| DATA LISTING |
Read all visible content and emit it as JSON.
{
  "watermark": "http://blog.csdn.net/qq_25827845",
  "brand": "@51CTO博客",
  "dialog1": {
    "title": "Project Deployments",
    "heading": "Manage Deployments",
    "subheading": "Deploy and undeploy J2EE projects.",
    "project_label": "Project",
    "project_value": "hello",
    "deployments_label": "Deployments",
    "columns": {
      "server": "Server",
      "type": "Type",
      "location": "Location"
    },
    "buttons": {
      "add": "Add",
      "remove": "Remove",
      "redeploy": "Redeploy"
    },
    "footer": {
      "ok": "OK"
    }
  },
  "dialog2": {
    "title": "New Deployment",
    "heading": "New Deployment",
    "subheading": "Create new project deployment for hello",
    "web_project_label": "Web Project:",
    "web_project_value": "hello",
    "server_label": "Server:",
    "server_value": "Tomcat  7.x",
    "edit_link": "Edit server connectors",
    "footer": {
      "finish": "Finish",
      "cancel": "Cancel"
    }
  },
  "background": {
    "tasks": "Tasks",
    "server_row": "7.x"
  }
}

| THE REQUEST |
Go through the records above and set each one down exactly, please.

| ANSWER FOR THIS EXERCISE |
Read all visible content and emit it as JSON.
{
  "watermark": "http://blog.csdn.net/qq_25827845",
  "brand": "@51CTO博客",
  "dialog1": {
    "title": "Project Deployments",
    "heading": "Manage Deployments",
    "subheading": "Deploy and undeploy J2EE projects.",
    "project_label": "Project",
    "project_value": "hello",
    "deployments_label": "Deployments",
    "columns": {
      "server": "Server",
      "type": "Type",
      "location": "Location"
    },
    "buttons": {
      "add": "Add",
      "remove": "Remove",
      "redeploy": "Redeploy"
    },
    "footer": {
      "ok": "OK"
    }
  },
  "dialog2": {
    "title": "New Deployment",
    "heading": "New Deployment",
    "subheading": "Create new project deployment for hello",
    "web_project_label": "Web Project:",
    "web_project_value": "hello",
    "server_label": "Server:",
    "server_value": "Tomcat  7.x",
    "edit_link": "Edit server connectors",
    "footer": {
      "finish": "Finish",
      "cancel": "Cancel"
    }
  },
  "background": {
    "tasks": "Tasks",
    "server_row": "7.x"
  }
}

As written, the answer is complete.